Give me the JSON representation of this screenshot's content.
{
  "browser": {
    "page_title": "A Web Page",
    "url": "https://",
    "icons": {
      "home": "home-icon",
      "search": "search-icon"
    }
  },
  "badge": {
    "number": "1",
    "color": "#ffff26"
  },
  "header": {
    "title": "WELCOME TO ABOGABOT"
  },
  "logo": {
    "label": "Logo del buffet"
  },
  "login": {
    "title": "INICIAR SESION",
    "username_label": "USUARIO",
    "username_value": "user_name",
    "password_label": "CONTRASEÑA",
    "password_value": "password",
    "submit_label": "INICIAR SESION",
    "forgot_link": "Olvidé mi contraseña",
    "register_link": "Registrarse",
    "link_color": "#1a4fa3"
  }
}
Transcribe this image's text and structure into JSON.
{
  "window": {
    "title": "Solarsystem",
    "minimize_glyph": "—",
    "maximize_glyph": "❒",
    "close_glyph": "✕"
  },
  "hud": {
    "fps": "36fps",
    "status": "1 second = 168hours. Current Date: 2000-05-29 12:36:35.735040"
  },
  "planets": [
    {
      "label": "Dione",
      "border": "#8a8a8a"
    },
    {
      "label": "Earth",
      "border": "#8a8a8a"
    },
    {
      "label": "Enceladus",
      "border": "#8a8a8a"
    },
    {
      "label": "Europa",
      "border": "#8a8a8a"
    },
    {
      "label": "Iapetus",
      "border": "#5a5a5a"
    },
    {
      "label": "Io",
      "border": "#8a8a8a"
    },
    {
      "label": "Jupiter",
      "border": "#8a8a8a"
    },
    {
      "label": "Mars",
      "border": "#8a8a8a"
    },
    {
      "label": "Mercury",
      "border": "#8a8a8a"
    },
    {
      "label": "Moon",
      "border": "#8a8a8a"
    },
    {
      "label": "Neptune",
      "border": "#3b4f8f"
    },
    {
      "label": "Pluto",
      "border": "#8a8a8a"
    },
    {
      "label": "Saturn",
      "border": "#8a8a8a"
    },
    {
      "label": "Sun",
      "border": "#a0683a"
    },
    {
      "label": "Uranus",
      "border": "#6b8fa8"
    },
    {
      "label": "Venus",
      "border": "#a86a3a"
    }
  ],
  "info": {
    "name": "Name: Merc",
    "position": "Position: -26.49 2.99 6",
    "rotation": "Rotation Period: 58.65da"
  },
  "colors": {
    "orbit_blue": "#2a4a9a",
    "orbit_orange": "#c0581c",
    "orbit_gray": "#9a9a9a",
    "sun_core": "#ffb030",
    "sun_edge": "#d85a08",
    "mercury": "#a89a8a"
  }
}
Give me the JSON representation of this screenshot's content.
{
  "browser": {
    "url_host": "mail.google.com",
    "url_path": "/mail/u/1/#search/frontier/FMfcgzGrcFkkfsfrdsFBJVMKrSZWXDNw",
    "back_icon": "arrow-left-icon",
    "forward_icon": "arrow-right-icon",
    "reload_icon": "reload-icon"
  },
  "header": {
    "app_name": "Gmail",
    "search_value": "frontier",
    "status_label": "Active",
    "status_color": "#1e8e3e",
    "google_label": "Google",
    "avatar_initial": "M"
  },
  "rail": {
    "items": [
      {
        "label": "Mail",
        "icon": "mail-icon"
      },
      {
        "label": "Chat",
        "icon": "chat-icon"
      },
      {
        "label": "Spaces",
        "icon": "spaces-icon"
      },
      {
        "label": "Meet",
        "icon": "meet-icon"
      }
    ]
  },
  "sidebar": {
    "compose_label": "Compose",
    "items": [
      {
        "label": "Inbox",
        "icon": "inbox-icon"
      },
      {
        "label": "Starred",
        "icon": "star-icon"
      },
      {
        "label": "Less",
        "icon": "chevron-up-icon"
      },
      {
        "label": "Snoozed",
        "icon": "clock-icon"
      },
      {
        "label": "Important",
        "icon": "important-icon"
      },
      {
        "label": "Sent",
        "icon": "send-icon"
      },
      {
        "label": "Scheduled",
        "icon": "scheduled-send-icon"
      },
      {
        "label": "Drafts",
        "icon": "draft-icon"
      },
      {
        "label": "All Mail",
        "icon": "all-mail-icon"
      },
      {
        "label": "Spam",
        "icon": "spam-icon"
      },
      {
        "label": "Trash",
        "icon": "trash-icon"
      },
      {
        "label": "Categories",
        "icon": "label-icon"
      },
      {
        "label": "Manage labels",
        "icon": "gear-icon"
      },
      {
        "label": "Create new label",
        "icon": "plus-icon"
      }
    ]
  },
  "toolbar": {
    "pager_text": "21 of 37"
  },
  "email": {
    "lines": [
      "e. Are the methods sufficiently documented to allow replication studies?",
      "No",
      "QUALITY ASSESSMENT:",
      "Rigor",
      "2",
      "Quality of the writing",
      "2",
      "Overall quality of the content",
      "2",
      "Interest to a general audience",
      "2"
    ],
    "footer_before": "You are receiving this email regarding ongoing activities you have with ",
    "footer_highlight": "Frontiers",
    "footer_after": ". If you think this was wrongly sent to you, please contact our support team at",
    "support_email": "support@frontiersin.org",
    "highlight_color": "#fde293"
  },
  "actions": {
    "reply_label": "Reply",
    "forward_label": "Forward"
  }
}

--- What to work on ---
Your task is to transcribe the listing above in full, exactly as given.

--- Full answer ---
Give me the JSON representation of this screenshot's content.
{
  "browser": {
    "page_title": "A Web Page",
    "url": "https://",
    "icons": {
      "home": "home-icon",
      "search": "search-icon"
    }
  },
  "badge": {
    "number": "1",
    "color": "#ffff26"
  },
  "header": {
    "title": "WELCOME TO ABOGABOT"
  },
  "logo": {
    "label": "Logo del buffet"
  },
  "login": {
    "title": "INICIAR SESION",
    "username_label": "USUARIO",
    "username_value": "user_name",
    "password_label": "CONTRASEÑA",
    "password_value": "password",
    "submit_label": "INICIAR SESION",
    "forgot_link": "Olvidé mi contraseña",
    "register_link": "Registrarse",
    "link_color": "#1a4fa3"
  }
}
Transcribe this image's text and structure into JSON.
{
  "window": {
    "title": "Solarsystem",
    "minimize_glyph": "—",
    "maximize_glyph": "❒",
    "close_glyph": "✕"
  },
  "hud": {
    "fps": "36fps",
    "status": "1 second = 168hours. Current Date: 2000-05-29 12:36:35.735040"
  },
  "planets": [
    {
      "label": "Dione",
      "border": "#8a8a8a"
    },
    {
      "label": "Earth",
      "border": "#8a8a8a"
    },
    {
      "label": "Enceladus",
      "border": "#8a8a8a"
    },
    {
      "label": "Europa",
      "border": "#8a8a8a"
    },
    {
      "label": "Iapetus",
      "border": "#5a5a5a"
    },
    {
      "label": "Io",
      "border": "#8a8a8a"
    },
    {
      "label": "Jupiter",
      "border": "#8a8a8a"
    },
    {
      "label": "Mars",
      "border": "#8a8a8a"
    },
    {
      "label": "Mercury",
      "border": "#8a8a8a"
    },
    {
      "label": "Moon",
      "border": "#8a8a8a"
    },
    {
      "label": "Neptune",
      "border": "#3b4f8f"
    },
    {
      "label": "Pluto",
      "border": "#8a8a8a"
    },
    {
      "label": "Saturn",
      "border": "#8a8a8a"
    },
    {
      "label": "Sun",
      "border": "#a0683a"
    },
    {
      "label": "Uranus",
      "border": "#6b8fa8"
    },
    {
      "label": "Venus",
      "border": "#a86a3a"
    }
  ],
  "info": {
    "name": "Name: Merc",
    "position": "Position: -26.49 2.99 6",
    "rotation": "Rotation Period: 58.65da"
  },
  "colors": {
    "orbit_blue": "#2a4a9a",
    "orbit_orange": "#c0581c",
    "orbit_gray": "#9a9a9a",
    "sun_core": "#ffb030",
    "sun_edge": "#d85a08",
    "mercury": "#a89a8a"
  }
}
Give me the JSON representation of this screenshot's content.
{
  "browser": {
    "url_host": "mail.google.com",
    "url_path": "/mail/u/1/#search/frontier/FMfcgzGrcFkkfsfrdsFBJVMKrSZWXDNw",
    "back_icon": "arrow-left-icon",
    "forward_icon": "arrow-right-icon",
    "reload_icon": "reload-icon"
  },
  "header": {
    "app_name": "Gmail",
    "search_value": "frontier",
    "status_label": "Active",
    "status_color": "#1e8e3e",
    "google_label": "Google",
    "avatar_initial": "M"
  },
  "rail": {
    "items": [
      {
        "label": "Mail",
        "icon": "mail-icon"
      },
      {
        "label": "Chat",
        "icon": "chat-icon"
      },
      {
        "label": "Spaces",
        "icon": "spaces-icon"
      },
      {
        "label": "Meet",
        "icon": "meet-icon"
      }
    ]
  },
  "sidebar": {
    "compose_label": "Compose",
    "items": [
      {
        "label": "Inbox",
        "icon": "inbox-icon"
      },
      {
        "label": "Starred",
        "icon": "star-icon"
      },
      {
        "label": "Less",
        "icon": "chevron-up-icon"
      },
      {
        "label": "Snoozed",
        "icon": "clock-icon"
      },
      {
        "label": "Important",
        "icon": "important-icon"
      },
      {
        "label": "Sent",
        "icon": "send-icon"
      },
      {
        "label": "Scheduled",
        "icon": "scheduled-send-icon"
      },
      {
        "label": "Drafts",
        "icon": "draft-icon"
      },
      {
        "label": "All Mail",
        "icon": "all-mail-icon"
      },
      {
        "label": "Spam",
        "icon": "spam-icon"
      },
      {
        "label": "Trash",
        "icon": "trash-icon"
      },
      {
        "label": "Categories",
        "icon": "label-icon"
      },
      {
        "label": "Manage labels",
        "icon": "gear-icon"
      },
      {
        "label": "Create new label",
        "icon": "plus-icon"
      }
    ]
  },
  "toolbar": {
    "pager_text": "21 of 37"
  },
  "email": {
    "lines": [
      "e. Are the methods sufficiently documented to allow replication studies?",
      "No",
      "QUALITY ASSESSMENT:",
      "Rigor",
      "2",
      "Quality of the writing",
      "2",
      "Overall quality of the content",
      "2",
      "Interest to a general audience",
      "2"
    ],
    "footer_before": "You are receiving this email regarding ongoing activities you have with ",
    "footer_highlight": "Frontiers",
    "footer_after": ". If you think this was wrongly sent to you, please contact our support team at",
    "support_email": "support@frontiersin.org",
    "highlight_color": "#fde293"
  },
  "actions": {
    "reply_label": "Reply",
    "forward_label": "Forward"
  }
}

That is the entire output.